** START OF RECORDS SUPPLIED **
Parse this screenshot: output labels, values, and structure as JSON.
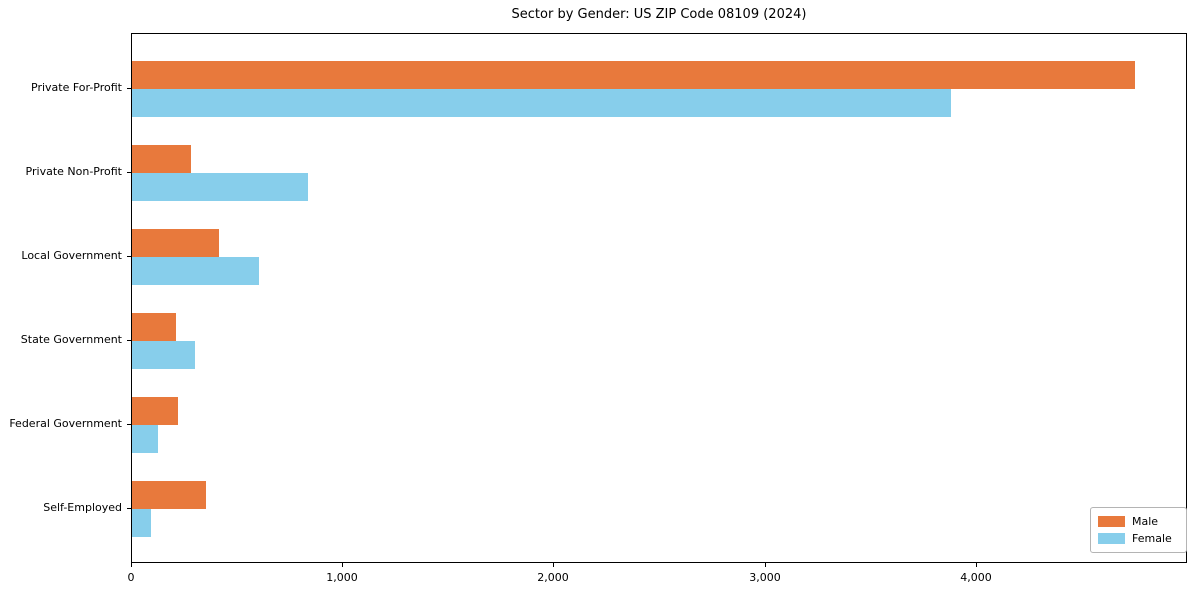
{
  "chart_data": {
    "type": "bar",
    "orientation": "horizontal",
    "title": "Sector by Gender: US ZIP Code 08109 (2024)",
    "categories": [
      "Private For-Profit",
      "Private Non-Profit",
      "Local Government",
      "State Government",
      "Federal Government",
      "Self-Employed"
    ],
    "series": [
      {
        "name": "Male",
        "color": "#E8793C",
        "values": [
          4750,
          280,
          410,
          210,
          220,
          350
        ]
      },
      {
        "name": "Female",
        "color": "#87CEEB",
        "values": [
          3880,
          835,
          600,
          300,
          125,
          90
        ]
      }
    ],
    "xlim": [
      0,
      5000
    ],
    "xticks": [
      0,
      1000,
      2000,
      3000,
      4000
    ],
    "xtick_labels": [
      "0",
      "1,000",
      "2,000",
      "3,000",
      "4,000"
    ],
    "ylabel": "",
    "xlabel": "",
    "grid": false,
    "legend_position": "lower right",
    "plot_background": "#ffffff",
    "axis_color": "#000000"
  }
}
** END OF RECORDS SUPPLIED **
» WHAT IS BEING ASKED
Reproduce each line word for word and drop the pictures.

» CORRECT RESPONSE
Parse this screenshot: output labels, values, and structure as JSON.
{
  "chart_data": {
    "type": "bar",
    "orientation": "horizontal",
    "title": "Sector by Gender: US ZIP Code 08109 (2024)",
    "categories": [
      "Private For-Profit",
      "Private Non-Profit",
      "Local Government",
      "State Government",
      "Federal Government",
      "Self-Employed"
    ],
    "series": [
      {
        "name": "Male",
        "color": "#E8793C",
        "values": [
          4750,
          280,
          410,
          210,
          220,
          350
        ]
      },
      {
        "name": "Female",
        "color": "#87CEEB",
        "values": [
          3880,
          835,
          600,
          300,
          125,
          90
        ]
      }
    ],
    "xlim": [
      0,
      5000
    ],
    "xticks": [
      0,
      1000,
      2000,
      3000,
      4000
    ],
    "xtick_labels": [
      "0",
      "1,000",
      "2,000",
      "3,000",
      "4,000"
    ],
    "ylabel": "",
    "xlabel": "",
    "grid": false,
    "legend_position": "lower right",
    "plot_background": "#ffffff",
    "axis_color": "#000000"
  }
}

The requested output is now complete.